**Task**
From the material below, list every line containing "Роща".

**Dataset**
——————————

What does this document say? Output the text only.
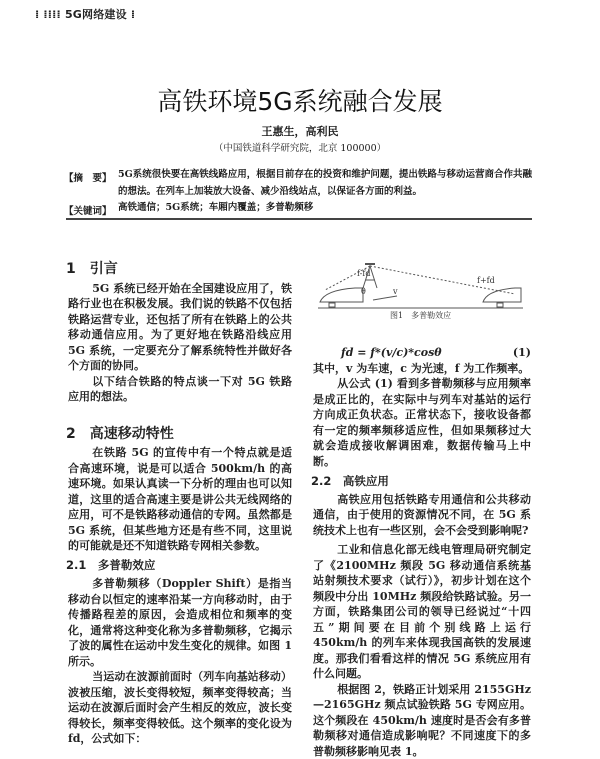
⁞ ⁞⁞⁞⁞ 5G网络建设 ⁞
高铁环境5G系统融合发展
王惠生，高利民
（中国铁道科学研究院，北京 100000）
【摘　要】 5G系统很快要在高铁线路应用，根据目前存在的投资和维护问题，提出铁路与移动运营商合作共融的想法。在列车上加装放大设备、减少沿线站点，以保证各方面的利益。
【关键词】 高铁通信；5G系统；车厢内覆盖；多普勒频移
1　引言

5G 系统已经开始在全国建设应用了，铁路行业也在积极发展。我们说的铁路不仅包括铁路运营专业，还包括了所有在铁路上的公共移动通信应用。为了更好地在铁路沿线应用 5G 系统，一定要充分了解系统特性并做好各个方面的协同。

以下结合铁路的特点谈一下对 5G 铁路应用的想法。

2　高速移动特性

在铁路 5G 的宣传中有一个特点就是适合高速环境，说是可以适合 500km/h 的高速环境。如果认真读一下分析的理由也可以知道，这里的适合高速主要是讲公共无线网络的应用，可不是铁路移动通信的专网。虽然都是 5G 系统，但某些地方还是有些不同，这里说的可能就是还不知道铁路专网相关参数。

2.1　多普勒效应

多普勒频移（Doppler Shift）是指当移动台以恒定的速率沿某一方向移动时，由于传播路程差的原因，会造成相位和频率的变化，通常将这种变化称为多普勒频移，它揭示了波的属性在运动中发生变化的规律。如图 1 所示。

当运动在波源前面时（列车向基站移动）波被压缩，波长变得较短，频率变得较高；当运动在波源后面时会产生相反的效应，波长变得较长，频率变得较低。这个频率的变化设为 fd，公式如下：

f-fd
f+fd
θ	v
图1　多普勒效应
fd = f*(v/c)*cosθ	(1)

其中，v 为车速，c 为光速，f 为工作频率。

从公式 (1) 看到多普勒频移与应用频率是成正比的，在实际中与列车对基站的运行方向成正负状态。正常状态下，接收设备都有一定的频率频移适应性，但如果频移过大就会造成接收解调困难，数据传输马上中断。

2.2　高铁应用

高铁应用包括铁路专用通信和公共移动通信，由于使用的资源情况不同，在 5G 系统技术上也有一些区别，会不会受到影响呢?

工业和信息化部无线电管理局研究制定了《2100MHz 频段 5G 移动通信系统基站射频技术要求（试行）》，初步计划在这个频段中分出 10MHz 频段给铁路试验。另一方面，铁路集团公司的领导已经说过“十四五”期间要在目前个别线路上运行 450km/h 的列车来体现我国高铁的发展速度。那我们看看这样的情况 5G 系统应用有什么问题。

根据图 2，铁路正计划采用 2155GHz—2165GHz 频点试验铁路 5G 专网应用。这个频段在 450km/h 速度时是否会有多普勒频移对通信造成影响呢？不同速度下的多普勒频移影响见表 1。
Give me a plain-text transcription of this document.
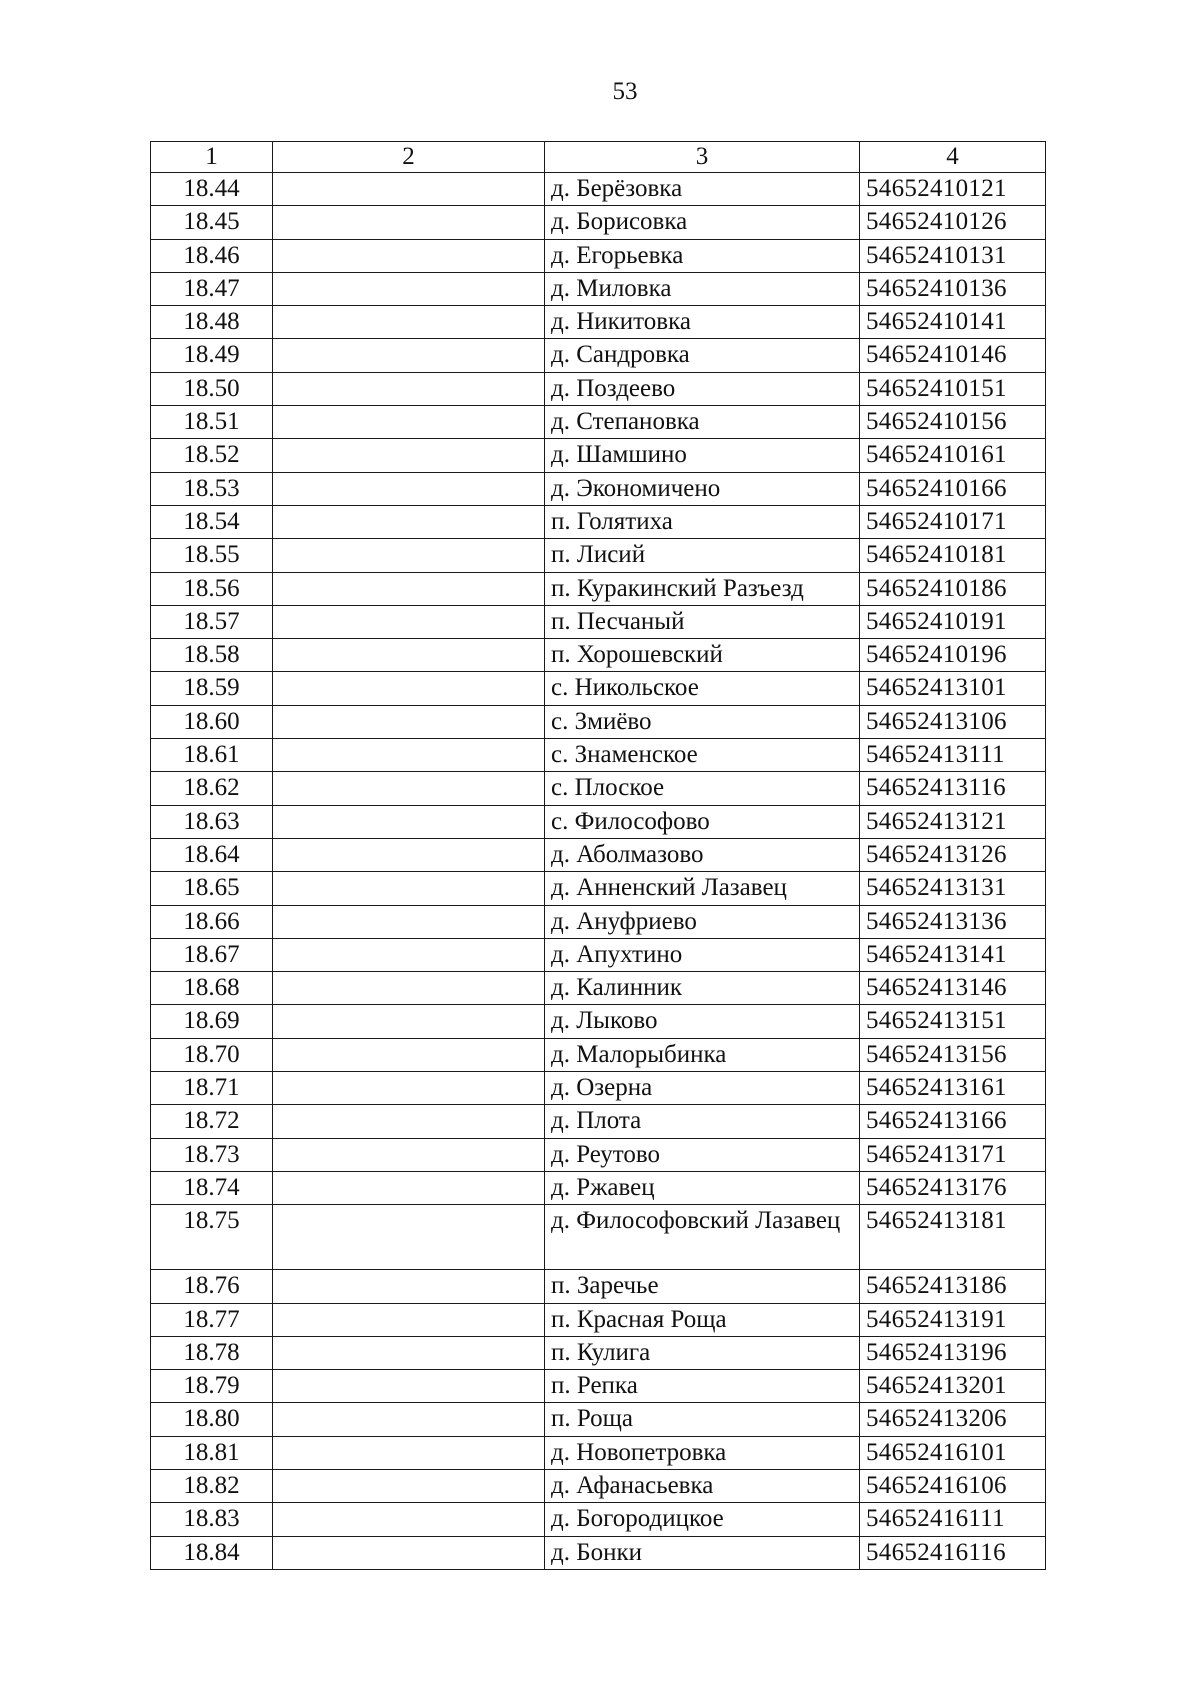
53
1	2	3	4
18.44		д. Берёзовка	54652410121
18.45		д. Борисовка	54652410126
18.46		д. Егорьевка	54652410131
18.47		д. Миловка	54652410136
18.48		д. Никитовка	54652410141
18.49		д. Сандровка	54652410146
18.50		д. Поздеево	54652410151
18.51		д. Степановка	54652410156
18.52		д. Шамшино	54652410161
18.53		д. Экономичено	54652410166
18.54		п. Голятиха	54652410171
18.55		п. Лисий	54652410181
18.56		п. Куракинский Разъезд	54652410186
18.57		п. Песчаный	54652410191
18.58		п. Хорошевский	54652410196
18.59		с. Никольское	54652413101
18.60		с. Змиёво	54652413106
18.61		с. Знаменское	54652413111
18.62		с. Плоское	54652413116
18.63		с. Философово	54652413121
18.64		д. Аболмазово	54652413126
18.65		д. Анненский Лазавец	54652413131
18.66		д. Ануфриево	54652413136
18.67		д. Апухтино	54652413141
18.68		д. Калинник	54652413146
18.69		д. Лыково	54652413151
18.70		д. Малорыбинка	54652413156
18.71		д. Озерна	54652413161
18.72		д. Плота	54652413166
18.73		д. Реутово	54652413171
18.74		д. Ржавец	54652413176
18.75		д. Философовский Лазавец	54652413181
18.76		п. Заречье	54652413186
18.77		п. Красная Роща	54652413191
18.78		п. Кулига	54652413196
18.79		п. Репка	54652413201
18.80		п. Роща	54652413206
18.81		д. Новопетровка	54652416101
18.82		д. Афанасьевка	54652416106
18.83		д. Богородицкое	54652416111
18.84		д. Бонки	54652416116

——————————

**Solution**
18.77		п. Красная Роща	54652413191
18.80		п. Роща	54652413206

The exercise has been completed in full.